**WHAT IS REQUIRED**
Report how many lines contain the word "participar", with no other text.

● ● ● ● ● ● ●

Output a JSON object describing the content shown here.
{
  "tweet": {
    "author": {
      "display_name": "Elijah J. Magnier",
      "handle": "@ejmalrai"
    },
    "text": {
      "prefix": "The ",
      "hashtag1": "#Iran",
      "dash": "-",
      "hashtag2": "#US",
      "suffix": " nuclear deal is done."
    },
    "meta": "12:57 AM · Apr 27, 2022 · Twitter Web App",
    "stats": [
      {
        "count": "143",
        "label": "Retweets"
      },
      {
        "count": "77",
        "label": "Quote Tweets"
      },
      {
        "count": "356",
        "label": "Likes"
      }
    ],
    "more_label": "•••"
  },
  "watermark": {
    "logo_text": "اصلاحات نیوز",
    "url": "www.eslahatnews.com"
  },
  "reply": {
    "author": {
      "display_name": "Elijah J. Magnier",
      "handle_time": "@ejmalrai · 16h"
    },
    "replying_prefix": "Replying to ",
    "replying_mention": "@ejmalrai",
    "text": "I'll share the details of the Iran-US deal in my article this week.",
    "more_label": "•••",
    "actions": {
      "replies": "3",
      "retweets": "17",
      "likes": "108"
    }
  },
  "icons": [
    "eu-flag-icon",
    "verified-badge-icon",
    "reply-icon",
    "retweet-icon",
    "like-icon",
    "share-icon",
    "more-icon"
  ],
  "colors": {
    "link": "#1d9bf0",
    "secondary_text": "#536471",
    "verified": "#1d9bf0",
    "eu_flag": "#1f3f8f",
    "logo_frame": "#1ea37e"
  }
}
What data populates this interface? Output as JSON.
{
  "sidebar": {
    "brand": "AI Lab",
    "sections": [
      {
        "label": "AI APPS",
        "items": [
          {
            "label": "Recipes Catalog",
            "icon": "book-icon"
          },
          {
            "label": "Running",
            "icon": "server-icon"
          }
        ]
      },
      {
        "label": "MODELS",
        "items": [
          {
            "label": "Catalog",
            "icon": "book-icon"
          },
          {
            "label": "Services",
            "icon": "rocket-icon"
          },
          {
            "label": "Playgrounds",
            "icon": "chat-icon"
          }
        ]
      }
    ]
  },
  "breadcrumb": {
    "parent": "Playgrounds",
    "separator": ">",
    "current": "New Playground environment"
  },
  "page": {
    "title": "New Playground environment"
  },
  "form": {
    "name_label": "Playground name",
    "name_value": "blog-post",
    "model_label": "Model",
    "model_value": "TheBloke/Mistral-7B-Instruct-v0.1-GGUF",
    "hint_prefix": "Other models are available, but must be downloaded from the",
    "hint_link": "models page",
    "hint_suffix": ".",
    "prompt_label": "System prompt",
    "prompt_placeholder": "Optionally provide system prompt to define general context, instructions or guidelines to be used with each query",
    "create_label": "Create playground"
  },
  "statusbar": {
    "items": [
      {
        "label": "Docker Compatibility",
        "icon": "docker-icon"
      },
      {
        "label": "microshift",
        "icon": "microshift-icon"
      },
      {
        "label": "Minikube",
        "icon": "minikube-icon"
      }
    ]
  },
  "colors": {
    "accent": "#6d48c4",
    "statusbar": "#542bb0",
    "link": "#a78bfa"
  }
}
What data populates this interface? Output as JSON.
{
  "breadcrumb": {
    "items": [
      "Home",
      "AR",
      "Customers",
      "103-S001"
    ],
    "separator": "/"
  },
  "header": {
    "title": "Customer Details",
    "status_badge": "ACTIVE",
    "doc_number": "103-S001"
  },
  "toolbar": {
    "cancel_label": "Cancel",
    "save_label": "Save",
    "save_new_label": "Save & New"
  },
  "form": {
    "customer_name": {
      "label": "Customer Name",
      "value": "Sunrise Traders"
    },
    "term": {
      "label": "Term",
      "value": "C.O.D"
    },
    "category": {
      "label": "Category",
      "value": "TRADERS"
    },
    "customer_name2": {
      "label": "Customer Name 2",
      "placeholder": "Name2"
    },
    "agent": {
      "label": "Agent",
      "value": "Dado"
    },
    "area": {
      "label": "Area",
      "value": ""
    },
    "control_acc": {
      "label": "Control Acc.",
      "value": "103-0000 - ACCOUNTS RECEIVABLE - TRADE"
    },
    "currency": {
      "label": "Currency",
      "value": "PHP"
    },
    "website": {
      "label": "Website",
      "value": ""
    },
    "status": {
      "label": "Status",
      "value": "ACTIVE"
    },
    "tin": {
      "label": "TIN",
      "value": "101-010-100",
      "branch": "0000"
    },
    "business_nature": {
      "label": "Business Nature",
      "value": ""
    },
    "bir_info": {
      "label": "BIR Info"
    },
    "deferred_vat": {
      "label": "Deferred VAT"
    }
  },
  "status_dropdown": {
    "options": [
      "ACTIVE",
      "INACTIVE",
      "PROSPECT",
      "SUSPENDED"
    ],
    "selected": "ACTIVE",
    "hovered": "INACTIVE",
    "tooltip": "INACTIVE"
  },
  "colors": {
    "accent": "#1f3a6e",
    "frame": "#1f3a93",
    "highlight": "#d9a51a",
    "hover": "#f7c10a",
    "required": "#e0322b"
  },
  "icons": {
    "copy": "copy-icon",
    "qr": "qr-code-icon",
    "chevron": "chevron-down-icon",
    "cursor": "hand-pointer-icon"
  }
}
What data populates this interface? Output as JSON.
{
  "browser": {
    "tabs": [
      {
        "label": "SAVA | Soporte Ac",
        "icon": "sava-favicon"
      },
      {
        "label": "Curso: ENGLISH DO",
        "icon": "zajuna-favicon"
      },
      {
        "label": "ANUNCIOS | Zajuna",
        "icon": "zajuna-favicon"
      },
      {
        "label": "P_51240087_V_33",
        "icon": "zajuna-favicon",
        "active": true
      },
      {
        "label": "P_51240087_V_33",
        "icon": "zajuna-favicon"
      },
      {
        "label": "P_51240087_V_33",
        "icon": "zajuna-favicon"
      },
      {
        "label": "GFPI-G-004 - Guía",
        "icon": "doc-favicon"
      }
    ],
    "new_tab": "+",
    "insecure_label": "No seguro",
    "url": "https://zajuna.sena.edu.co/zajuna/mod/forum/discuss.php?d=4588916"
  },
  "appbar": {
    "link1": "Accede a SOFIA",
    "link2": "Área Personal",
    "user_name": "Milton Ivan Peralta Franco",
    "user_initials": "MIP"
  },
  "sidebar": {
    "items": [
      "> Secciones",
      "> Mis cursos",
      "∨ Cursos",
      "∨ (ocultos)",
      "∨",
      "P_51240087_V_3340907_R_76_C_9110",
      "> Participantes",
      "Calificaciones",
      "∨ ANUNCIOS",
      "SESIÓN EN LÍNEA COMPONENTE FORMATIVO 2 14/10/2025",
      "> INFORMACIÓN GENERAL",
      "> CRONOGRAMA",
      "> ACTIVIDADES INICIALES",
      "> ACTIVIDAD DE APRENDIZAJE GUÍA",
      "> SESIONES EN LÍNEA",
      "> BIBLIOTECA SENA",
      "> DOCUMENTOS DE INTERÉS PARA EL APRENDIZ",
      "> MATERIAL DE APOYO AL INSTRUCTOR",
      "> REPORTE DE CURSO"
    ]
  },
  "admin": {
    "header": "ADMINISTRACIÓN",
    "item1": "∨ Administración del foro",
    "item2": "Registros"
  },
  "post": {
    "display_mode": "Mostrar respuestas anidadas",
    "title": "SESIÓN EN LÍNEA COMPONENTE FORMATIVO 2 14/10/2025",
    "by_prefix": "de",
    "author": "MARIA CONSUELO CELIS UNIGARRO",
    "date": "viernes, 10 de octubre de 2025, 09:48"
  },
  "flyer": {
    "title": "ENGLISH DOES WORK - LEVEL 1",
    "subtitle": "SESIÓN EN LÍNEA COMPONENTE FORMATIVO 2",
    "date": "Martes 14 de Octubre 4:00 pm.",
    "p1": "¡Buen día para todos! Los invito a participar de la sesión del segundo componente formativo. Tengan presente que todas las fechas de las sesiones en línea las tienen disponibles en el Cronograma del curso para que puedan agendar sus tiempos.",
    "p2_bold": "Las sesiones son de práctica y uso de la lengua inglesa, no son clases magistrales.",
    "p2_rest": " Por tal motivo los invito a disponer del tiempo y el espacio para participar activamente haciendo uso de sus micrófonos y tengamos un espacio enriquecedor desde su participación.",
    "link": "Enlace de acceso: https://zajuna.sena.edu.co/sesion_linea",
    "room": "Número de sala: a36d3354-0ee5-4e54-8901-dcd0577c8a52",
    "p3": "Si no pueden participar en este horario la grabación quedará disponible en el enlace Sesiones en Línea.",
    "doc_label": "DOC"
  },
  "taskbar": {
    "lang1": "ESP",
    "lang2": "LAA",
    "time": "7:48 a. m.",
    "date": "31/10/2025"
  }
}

● ● ● ● ● ● ●

**EXERCISE RESULT**
3